Written problem:
Copy the listing below line for line, changing nothing.

Extracted records:
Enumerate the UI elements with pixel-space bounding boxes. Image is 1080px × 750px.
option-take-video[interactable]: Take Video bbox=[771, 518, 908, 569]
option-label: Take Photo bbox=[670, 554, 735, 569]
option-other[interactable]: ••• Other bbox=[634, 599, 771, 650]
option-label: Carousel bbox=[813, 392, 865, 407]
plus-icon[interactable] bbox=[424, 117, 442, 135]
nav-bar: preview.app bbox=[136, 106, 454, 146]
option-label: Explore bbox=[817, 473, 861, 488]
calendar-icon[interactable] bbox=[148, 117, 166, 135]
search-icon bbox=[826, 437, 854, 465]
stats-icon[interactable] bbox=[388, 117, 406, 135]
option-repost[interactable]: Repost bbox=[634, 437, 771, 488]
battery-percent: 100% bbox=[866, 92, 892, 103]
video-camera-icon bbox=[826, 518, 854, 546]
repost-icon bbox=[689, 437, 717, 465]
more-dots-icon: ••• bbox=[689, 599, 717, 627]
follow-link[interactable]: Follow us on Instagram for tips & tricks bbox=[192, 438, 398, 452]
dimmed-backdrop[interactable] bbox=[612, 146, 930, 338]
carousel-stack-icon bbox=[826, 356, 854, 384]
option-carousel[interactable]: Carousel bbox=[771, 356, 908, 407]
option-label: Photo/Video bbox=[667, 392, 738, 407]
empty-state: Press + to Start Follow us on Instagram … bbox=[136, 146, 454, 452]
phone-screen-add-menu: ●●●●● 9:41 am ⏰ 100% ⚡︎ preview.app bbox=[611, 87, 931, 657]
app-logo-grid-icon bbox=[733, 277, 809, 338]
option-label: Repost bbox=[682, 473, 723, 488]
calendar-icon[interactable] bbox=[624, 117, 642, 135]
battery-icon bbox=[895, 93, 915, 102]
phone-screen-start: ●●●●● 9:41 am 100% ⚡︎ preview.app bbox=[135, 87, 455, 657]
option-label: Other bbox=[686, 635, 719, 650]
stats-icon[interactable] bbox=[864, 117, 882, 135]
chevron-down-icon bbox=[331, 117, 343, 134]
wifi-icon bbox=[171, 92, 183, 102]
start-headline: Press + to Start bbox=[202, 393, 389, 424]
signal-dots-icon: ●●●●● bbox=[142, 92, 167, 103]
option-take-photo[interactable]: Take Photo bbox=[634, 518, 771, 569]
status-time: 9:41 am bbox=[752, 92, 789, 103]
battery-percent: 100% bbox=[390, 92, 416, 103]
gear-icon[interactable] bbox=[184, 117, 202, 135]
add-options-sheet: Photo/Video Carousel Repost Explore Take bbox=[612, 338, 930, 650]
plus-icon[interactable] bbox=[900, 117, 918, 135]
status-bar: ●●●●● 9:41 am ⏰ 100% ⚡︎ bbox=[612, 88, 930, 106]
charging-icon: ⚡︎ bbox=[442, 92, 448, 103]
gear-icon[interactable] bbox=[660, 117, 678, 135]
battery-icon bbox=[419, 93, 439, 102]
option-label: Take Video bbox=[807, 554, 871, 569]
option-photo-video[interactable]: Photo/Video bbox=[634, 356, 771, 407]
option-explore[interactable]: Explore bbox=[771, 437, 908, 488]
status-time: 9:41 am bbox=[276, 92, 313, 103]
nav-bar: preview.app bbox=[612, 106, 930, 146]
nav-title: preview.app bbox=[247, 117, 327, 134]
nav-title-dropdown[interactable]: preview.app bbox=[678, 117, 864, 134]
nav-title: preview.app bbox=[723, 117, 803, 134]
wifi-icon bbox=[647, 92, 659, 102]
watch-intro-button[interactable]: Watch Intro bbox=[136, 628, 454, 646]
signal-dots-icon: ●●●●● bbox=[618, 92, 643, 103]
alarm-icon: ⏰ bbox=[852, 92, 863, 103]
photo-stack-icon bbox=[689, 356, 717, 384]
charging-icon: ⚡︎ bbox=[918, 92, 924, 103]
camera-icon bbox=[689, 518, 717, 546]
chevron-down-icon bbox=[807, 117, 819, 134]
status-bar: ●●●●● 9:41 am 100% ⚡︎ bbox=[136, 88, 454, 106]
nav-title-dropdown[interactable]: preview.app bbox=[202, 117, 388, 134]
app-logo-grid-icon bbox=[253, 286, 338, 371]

Reply to the exercise:
Enumerate the UI elements with pixel-space bounding boxes. Image is 1080px × 750px.
option-take-video[interactable]: Take Video bbox=[771, 518, 908, 569]
option-label: Take Photo bbox=[670, 554, 735, 569]
option-other[interactable]: ••• Other bbox=[634, 599, 771, 650]
option-label: Carousel bbox=[813, 392, 865, 407]
plus-icon[interactable] bbox=[424, 117, 442, 135]
nav-bar: preview.app bbox=[136, 106, 454, 146]
option-label: Explore bbox=[817, 473, 861, 488]
calendar-icon[interactable] bbox=[148, 117, 166, 135]
search-icon bbox=[826, 437, 854, 465]
stats-icon[interactable] bbox=[388, 117, 406, 135]
option-repost[interactable]: Repost bbox=[634, 437, 771, 488]
battery-percent: 100% bbox=[866, 92, 892, 103]
video-camera-icon bbox=[826, 518, 854, 546]
repost-icon bbox=[689, 437, 717, 465]
more-dots-icon: ••• bbox=[689, 599, 717, 627]
follow-link[interactable]: Follow us on Instagram for tips & tricks bbox=[192, 438, 398, 452]
dimmed-backdrop[interactable] bbox=[612, 146, 930, 338]
carousel-stack-icon bbox=[826, 356, 854, 384]
option-carousel[interactable]: Carousel bbox=[771, 356, 908, 407]
option-label: Photo/Video bbox=[667, 392, 738, 407]
empty-state: Press + to Start Follow us on Instagram … bbox=[136, 146, 454, 452]
phone-screen-add-menu: ●●●●● 9:41 am ⏰ 100% ⚡︎ preview.app bbox=[611, 87, 931, 657]
app-logo-grid-icon bbox=[733, 277, 809, 338]
option-label: Repost bbox=[682, 473, 723, 488]
calendar-icon[interactable] bbox=[624, 117, 642, 135]
battery-icon bbox=[895, 93, 915, 102]
phone-screen-start: ●●●●● 9:41 am 100% ⚡︎ preview.app bbox=[135, 87, 455, 657]
option-label: Other bbox=[686, 635, 719, 650]
stats-icon[interactable] bbox=[864, 117, 882, 135]
chevron-down-icon bbox=[331, 117, 343, 134]
wifi-icon bbox=[171, 92, 183, 102]
start-headline: Press + to Start bbox=[202, 393, 389, 424]
signal-dots-icon: ●●●●● bbox=[142, 92, 167, 103]
option-take-photo[interactable]: Take Photo bbox=[634, 518, 771, 569]
status-time: 9:41 am bbox=[752, 92, 789, 103]
battery-percent: 100% bbox=[390, 92, 416, 103]
gear-icon[interactable] bbox=[184, 117, 202, 135]
add-options-sheet: Photo/Video Carousel Repost Explore Take bbox=[612, 338, 930, 650]
plus-icon[interactable] bbox=[900, 117, 918, 135]
status-bar: ●●●●● 9:41 am ⏰ 100% ⚡︎ bbox=[612, 88, 930, 106]
charging-icon: ⚡︎ bbox=[442, 92, 448, 103]
gear-icon[interactable] bbox=[660, 117, 678, 135]
battery-icon bbox=[419, 93, 439, 102]
option-label: Take Video bbox=[807, 554, 871, 569]
option-photo-video[interactable]: Photo/Video bbox=[634, 356, 771, 407]
option-explore[interactable]: Explore bbox=[771, 437, 908, 488]
status-time: 9:41 am bbox=[276, 92, 313, 103]
nav-bar: preview.app bbox=[612, 106, 930, 146]
nav-title: preview.app bbox=[247, 117, 327, 134]
nav-title-dropdown[interactable]: preview.app bbox=[678, 117, 864, 134]
nav-title: preview.app bbox=[723, 117, 803, 134]
wifi-icon bbox=[647, 92, 659, 102]
watch-intro-button[interactable]: Watch Intro bbox=[136, 628, 454, 646]
signal-dots-icon: ●●●●● bbox=[618, 92, 643, 103]
alarm-icon: ⏰ bbox=[852, 92, 863, 103]
photo-stack-icon bbox=[689, 356, 717, 384]
charging-icon: ⚡︎ bbox=[918, 92, 924, 103]
camera-icon bbox=[689, 518, 717, 546]
chevron-down-icon bbox=[807, 117, 819, 134]
status-bar: ●●●●● 9:41 am 100% ⚡︎ bbox=[136, 88, 454, 106]
nav-title-dropdown[interactable]: preview.app bbox=[202, 117, 388, 134]
app-logo-grid-icon bbox=[253, 286, 338, 371]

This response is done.